- _WHAT IS BEING ASKED_
Pick up the starlette_babel documentation excerpt below at the point where it stops, and continue writing it from there.

The structure is exactly the same as stated above.

your_app_package_name/
    locales/
      en/
        LC_MESSAGES/
          messages.po
          shopping.po # <-- new file. defines "shopping" domain

Formatters

The library integrates formatting utilities from the Babel package. Our version automatically applies current locale/timezone without defining them manually.

Here is the list of adapted formatters:

  • format_datetime
  • format_date
  • format_time
  • format_timedelta
  • format_interval
  • format_number
  • format_currency
  • format_percent
  • format_scientific

Consult Babel documentation for more information.

Usage

import datetime

from starlette_babel import format_datetime, set_locale, set_timezone

set_locale('be')
set_timezone('Europe/Minsk')
now = datetime.datetime.now()

- _DATASET ENTRIES_
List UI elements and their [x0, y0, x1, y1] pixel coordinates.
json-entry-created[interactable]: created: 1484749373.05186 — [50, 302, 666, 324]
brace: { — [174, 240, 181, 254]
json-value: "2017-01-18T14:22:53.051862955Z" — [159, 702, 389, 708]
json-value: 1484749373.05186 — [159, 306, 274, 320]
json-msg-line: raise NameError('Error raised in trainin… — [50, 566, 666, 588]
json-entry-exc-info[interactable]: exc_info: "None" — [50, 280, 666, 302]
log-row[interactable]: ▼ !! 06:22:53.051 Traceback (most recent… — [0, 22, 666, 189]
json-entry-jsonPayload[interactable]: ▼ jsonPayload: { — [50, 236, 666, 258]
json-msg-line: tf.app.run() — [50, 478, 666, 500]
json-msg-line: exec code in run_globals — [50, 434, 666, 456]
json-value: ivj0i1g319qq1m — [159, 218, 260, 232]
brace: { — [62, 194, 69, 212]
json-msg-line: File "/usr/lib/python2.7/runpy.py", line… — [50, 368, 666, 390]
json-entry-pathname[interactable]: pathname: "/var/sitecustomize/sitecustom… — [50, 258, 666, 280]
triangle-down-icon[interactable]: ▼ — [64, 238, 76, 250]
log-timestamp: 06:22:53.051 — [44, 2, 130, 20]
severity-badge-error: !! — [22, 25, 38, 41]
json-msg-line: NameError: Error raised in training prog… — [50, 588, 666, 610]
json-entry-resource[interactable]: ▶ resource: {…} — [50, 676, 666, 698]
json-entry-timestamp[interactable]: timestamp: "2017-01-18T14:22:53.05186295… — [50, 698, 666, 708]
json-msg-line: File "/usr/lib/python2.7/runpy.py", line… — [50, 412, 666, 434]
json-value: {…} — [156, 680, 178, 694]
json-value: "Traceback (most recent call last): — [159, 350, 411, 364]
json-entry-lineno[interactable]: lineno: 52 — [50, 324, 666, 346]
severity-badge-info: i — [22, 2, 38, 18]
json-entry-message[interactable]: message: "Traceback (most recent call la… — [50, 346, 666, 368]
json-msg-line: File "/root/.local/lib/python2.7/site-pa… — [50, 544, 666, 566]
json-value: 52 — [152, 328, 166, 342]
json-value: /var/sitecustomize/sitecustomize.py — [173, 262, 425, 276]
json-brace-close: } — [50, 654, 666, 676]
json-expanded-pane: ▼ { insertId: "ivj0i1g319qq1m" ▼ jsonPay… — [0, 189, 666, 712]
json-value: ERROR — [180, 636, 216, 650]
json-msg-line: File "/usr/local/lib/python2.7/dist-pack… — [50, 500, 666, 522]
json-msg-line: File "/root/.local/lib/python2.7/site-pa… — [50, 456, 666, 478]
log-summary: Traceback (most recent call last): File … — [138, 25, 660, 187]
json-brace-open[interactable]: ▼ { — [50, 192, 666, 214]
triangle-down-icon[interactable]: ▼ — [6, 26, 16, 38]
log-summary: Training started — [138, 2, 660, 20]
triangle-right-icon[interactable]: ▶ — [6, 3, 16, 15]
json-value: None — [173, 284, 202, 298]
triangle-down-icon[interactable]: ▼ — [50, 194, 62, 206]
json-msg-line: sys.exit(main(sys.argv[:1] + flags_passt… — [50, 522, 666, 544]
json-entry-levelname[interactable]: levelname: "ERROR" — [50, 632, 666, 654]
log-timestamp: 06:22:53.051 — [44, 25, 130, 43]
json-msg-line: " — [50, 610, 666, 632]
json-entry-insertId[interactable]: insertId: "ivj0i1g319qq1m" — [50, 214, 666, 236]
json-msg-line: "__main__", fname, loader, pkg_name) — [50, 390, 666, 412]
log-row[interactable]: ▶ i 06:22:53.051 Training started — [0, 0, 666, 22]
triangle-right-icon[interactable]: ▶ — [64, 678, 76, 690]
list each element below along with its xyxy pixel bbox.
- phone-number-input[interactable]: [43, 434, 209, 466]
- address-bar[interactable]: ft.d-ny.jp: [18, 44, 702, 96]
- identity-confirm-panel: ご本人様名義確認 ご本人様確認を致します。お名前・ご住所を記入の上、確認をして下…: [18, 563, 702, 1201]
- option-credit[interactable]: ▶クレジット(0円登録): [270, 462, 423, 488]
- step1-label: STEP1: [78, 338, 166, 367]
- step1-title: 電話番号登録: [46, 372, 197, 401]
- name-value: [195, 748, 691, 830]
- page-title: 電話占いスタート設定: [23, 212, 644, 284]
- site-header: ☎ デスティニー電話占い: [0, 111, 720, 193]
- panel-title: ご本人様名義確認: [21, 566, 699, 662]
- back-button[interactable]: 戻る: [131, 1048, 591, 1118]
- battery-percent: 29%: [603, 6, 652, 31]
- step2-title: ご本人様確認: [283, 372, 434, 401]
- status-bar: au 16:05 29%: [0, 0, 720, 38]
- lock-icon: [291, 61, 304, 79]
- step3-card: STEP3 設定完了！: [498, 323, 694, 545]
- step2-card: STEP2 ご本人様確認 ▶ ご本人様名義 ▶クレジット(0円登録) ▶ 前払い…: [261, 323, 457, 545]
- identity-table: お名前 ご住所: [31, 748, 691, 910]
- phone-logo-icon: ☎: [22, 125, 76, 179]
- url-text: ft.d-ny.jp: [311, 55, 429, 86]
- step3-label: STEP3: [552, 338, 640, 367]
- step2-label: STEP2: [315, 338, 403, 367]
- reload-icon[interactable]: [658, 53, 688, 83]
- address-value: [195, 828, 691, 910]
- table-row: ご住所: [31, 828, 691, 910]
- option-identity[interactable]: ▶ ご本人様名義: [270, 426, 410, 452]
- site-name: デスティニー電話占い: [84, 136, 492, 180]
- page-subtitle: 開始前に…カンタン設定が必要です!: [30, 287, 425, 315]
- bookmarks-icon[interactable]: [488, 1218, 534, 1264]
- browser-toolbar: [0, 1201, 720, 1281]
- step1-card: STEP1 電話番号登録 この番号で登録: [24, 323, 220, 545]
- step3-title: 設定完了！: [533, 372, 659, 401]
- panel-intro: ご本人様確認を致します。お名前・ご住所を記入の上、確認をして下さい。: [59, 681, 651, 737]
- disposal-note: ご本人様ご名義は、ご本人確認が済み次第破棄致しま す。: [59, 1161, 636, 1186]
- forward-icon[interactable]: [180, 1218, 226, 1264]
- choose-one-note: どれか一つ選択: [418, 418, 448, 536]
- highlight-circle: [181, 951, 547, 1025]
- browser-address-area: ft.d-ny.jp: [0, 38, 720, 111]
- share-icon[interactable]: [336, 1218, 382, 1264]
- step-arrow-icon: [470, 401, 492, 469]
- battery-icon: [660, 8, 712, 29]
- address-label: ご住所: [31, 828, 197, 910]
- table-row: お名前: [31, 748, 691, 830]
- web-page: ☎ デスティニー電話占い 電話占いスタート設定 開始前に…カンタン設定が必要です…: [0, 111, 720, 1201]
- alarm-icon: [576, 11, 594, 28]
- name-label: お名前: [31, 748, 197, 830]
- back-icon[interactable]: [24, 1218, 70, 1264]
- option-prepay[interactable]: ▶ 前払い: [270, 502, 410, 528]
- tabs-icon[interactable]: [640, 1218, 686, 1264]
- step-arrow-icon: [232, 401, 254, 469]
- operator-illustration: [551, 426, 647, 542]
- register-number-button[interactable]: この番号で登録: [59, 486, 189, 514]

- _TASK RESPONSE_
local_time = format_datetime(now)  # <-- this

Jinja integration

There formatters are automatically exposed to templates after applying configure_jinja_env on Jinja environment.

Timezone support

To enable timezone support add TimezoneMiddleware. The middleware behaves much like LocaleMiddleware and shares same concepts.

from starlette.applications import Starlette
from starlette.middleware import Middleware

from starlette_babel import TimezoneMiddleware

app = Starlette(
    middleware=[
        Middleware(TimezoneMiddleware, fallback='Europe/London')
    ]
)

By default, the middleware will try these selectors:

  1. from tz query parameter
  2. from timezone cookie
  3. from get_timezone user method

Retrieving timezone information

Reading timezone from request object

from pytz import BaseTzInfo


def index_view(request):
    timezone: BaseTzInfo = request.state.timezone

Using get_timezone helper

Use get_timezone helper to get the timezone information set by the middleware. If middleware not used it will return UTC zone info.

from pytz import BaseTzInfo

from starlette_babel import get_timezone

tz: BaseTzInfo = get_timezone()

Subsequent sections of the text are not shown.